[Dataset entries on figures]
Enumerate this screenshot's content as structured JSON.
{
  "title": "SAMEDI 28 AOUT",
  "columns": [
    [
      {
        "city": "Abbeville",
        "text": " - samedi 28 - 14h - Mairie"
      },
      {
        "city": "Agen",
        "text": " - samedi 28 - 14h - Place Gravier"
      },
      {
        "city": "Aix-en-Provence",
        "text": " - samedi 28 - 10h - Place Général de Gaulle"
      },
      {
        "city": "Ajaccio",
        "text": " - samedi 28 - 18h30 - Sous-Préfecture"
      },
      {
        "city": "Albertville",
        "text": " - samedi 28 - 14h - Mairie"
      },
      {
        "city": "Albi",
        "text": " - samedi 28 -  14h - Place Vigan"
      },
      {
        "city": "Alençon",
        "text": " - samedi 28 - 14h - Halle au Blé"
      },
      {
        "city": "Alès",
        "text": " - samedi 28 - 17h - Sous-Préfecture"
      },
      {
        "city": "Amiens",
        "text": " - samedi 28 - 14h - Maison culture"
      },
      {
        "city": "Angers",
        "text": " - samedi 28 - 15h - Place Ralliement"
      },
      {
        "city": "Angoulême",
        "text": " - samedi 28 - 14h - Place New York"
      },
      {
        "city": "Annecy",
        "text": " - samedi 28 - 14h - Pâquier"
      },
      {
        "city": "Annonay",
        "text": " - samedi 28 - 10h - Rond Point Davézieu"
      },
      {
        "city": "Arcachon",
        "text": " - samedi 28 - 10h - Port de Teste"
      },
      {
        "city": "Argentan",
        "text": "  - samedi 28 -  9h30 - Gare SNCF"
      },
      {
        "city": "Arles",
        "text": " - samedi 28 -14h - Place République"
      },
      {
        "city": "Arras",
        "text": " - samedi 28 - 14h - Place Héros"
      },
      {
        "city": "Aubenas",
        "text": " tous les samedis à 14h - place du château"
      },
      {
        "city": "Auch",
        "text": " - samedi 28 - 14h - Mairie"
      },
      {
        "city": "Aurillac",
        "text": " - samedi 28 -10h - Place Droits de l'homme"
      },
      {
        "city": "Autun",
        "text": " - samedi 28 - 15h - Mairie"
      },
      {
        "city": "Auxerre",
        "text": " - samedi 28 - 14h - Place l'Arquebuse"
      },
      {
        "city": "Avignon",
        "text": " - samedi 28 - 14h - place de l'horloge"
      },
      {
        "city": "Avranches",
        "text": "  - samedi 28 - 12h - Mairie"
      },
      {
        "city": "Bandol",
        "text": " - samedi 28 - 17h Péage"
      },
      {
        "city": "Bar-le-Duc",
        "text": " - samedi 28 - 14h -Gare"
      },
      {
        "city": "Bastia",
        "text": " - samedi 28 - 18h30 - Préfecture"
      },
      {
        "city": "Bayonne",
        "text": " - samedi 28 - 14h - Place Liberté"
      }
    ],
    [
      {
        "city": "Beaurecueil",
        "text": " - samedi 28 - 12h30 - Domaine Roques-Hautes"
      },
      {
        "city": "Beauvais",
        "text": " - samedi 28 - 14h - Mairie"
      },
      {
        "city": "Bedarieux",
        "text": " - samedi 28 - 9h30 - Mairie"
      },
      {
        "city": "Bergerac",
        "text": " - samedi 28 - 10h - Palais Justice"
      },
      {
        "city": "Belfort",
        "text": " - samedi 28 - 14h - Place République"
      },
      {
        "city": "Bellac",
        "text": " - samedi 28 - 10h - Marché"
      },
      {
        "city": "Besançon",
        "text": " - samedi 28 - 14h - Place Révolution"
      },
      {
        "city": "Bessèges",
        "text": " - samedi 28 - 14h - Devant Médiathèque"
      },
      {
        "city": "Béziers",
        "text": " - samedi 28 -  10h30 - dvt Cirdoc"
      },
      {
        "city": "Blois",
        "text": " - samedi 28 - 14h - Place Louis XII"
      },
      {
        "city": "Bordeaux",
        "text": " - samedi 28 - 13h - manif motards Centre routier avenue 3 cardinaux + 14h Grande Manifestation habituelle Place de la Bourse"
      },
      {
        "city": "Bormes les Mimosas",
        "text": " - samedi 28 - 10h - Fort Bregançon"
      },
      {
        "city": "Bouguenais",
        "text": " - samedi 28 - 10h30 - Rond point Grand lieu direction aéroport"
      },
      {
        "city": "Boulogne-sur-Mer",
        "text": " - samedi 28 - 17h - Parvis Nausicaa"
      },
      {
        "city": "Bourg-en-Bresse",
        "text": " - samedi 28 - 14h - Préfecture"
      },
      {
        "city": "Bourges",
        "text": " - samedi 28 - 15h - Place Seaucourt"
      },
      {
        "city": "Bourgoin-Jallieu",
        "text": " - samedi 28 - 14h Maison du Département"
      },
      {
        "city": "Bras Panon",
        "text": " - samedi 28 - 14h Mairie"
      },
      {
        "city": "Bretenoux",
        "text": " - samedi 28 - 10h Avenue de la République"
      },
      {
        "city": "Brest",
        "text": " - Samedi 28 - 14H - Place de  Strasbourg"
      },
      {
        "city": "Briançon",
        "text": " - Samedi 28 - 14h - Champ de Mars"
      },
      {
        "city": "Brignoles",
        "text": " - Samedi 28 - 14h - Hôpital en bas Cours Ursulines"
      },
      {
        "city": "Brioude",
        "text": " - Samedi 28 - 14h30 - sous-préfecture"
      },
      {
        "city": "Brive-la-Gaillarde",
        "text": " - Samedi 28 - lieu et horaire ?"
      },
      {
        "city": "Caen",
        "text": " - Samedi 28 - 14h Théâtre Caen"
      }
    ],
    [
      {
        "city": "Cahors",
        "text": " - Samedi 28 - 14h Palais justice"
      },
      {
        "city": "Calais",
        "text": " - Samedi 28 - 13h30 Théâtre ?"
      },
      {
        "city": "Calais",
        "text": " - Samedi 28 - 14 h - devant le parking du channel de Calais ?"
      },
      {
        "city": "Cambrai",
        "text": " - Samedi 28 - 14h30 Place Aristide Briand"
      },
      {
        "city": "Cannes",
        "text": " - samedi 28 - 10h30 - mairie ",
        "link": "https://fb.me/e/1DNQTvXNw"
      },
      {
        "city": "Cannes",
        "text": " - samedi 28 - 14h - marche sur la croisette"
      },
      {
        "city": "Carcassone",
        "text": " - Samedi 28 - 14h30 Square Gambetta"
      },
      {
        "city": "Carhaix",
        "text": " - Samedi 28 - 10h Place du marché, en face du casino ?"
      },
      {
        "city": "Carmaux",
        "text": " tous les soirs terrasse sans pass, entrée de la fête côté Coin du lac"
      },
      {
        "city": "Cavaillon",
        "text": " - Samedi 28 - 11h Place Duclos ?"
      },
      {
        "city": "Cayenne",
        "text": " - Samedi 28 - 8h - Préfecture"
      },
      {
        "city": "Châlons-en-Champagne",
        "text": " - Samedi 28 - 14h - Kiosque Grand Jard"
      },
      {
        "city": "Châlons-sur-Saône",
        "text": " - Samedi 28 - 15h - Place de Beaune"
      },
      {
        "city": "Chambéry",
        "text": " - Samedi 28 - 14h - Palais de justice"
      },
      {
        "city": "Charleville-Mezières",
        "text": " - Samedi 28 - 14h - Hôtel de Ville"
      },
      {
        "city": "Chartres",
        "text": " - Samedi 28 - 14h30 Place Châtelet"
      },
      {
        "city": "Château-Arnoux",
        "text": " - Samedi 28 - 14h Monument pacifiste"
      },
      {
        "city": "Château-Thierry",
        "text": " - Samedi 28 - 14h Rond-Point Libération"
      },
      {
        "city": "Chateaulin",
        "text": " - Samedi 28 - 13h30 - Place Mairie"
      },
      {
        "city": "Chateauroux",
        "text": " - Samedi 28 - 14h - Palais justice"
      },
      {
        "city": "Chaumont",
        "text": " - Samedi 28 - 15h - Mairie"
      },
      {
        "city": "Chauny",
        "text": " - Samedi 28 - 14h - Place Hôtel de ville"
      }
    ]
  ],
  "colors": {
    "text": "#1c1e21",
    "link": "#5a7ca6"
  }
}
==
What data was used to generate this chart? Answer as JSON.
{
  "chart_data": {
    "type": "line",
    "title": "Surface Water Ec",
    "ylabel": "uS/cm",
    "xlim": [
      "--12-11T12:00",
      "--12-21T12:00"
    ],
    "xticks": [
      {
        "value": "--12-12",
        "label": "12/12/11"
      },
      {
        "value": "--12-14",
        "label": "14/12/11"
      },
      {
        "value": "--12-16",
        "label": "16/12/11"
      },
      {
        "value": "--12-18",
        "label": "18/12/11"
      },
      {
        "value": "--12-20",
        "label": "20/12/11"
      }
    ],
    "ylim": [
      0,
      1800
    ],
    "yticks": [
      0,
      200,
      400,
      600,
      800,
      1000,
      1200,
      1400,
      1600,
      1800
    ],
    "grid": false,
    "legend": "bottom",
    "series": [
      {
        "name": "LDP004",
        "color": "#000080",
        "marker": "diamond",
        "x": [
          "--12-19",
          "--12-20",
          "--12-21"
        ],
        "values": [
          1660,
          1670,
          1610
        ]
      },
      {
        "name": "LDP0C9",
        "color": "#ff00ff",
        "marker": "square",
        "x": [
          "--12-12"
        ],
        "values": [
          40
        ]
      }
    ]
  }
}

## What to work on
Collect the lines of the data that carry the word "tous".

## Expected answer
        "text": " tous les samedis à 14h - place du château"
        "text": " tous les soirs terrasse sans pass, entrée de la fête côté Coin du lac"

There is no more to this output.